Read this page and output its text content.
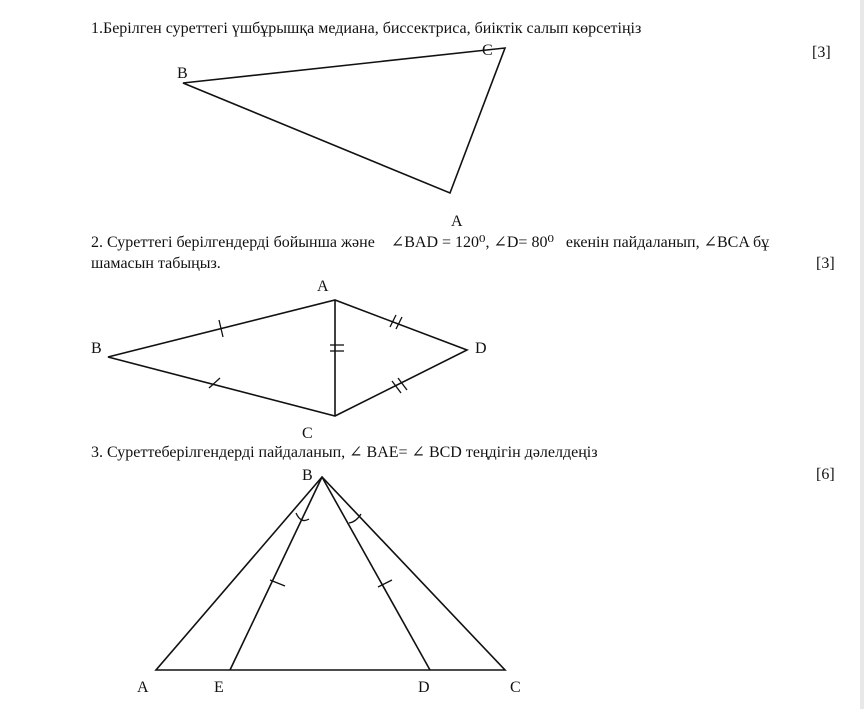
1.Берілген суреттегі үшбұрышқа медиана, биссектриса, биіктік салып көрсетіңіз
[3]
2. Суреттегі берілгендерді бойынша және ∠BAD = 120⁰, ∠D= 80⁰ екенін пайдаланып, ∠BCA бұ
шамасын табыңыз.	[3]
3. Суреттеберілгендерді пайдаланып, ∠ BAE= ∠ BCD теңдігін дәлелдеңіз
[6]
B
C
A
A
B	D
C
B
A	E	D	C
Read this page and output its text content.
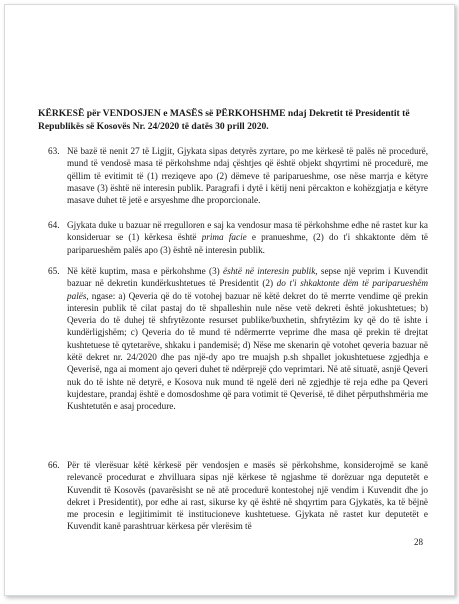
KËRKESË për VENDOSJEN e MASËS së PËRKOHSHME ndaj Dekretit të Presidentit të Republikës së Kosovës Nr. 24/2020 të datës 30 prill 2020.
63. Në bazë të nenit 27 të Ligjit, Gjykata sipas detyrës zyrtare, po me kërkesë të palës në procedurë, mund të vendosë masa të përkohshme ndaj çështjes që është objekt shqyrtimi në procedurë, me qëllim të evitimit të (1) rreziqeve apo (2) dëmeve të pariparueshme, ose nëse marrja e këtyre masave (3) është në interesin publik. Paragrafi i dytë i këtij neni përcakton e kohëzgjatja e këtyre masave duhet të jetë e arsyeshme dhe proporcionale.

64. Gjykata duke u bazuar në rregulloren e saj ka vendosur masa të përkohshme edhe në rastet kur ka konsideruar se (1) kërkesa është prima facie e pranueshme, (2) do t'i shkaktonte dëm të pariparueshëm palës apo (3) është në interesin publik.

65. Në këtë kuptim, masa e përkohshme (3) është në interesin publik, sepse një veprim i Kuvendit bazuar në dekretin kundërkushtetues të Presidentit (2) do t'i shkaktonte dëm të pariparueshëm palës, ngase: a) Qeveria që do të votohej bazuar në këtë dekret do të merrte vendime që prekin interesin publik të cilat pastaj do të shpalleshin nule nëse vetë dekreti është jokushtetues; b) Qeveria do të duhej të shfrytëzonte resurset publike/buxhetin, shfrytëzim ky që do të ishte i kundërligjshëm; c) Qeveria do të mund të ndërmerrte veprime dhe masa që prekin të drejtat kushtetuese të qytetarëve, shkaku i pandemisë; d) Nëse me skenarin që votohet qeveria bazuar në këtë dekret nr. 24/2020 dhe pas një-dy apo tre muajsh p.sh shpallet jokushtetuese zgjedhja e Qeverisë, nga ai moment ajo qeveri duhet të ndërprejë çdo veprimtari. Në atë situatë, asnjë Qeveri nuk do të ishte në detyrë, e Kosova nuk mund të ngelë deri në zgjedhje të reja edhe pa Qeveri kujdestare, prandaj është e domosdoshme që para votimit të Qeverisë, të dihet përputhshmëria me Kushtetutën e asaj procedure.

66. Për të vlerësuar këtë kërkesë për vendosjen e masës së përkohshme, konsiderojmë se kanë relevancë procedurat e zhvilluara sipas një kërkese të ngjashme të dorëzuar nga deputetët e Kuvendit të Kosovës (pavarësisht se në atë procedurë kontestohej një vendim i Kuvendit dhe jo dekret i Presidentit), por edhe ai rast, sikurse ky që është në shqyrtim para Gjykatës, ka të bëjnë me procesin e legjitimimit të institucioneve kushtetuese. Gjykata në rastet kur deputetët e Kuvendit kanë parashtruar kërkesa për vlerësim të

28
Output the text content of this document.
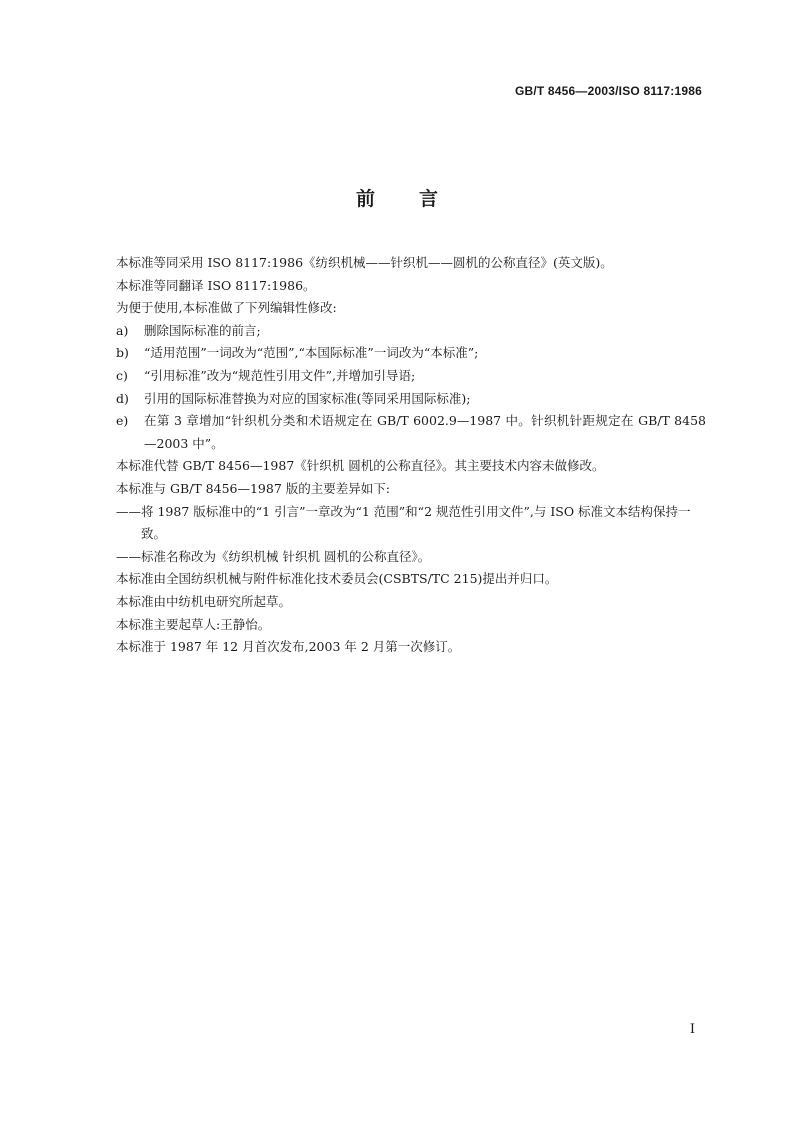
GB/T 8456—2003/ISO 8117:1986
前言
本标准等同采用 ISO 8117:1986《纺织机械——针织机——圆机的公称直径》(英文版)。
本标准等同翻译 ISO 8117:1986。
为便于使用,本标准做了下列编辑性修改:
a)	删除国际标准的前言;
b)	“适用范围”一词改为“范围”,“本国际标准”一词改为“本标准”;
c)	“引用标准”改为“规范性引用文件”,并增加引导语;
d)	引用的国际标准替换为对应的国家标准(等同采用国际标准);
e)	在第 3 章增加“针织机分类和术语规定在 GB/T 6002.9—1987 中。针织机针距规定在 GB/T 8458—2003 中”。
本标准代替 GB/T 8456—1987《针织机 圆机的公称直径》。其主要技术内容未做修改。
本标准与 GB/T 8456—1987 版的主要差异如下:
—— 将 1987 版标准中的“1 引言”一章改为“1 范围”和“2 规范性引用文件”,与 ISO 标准文本结构保持一致。
—— 标准名称改为《纺织机械 针织机 圆机的公称直径》。
本标准由全国纺织机械与附件标准化技术委员会(CSBTS/TC 215)提出并归口。
本标准由中纺机电研究所起草。
本标准主要起草人:王静怡。
本标准于 1987 年 12 月首次发布,2003 年 2 月第一次修订。
I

● WHAT THIS TASK INVOLVES
Of all the lines in the entries, how many contain the word "пайдаланып"? Give only the number.

● FULL ANSWER
2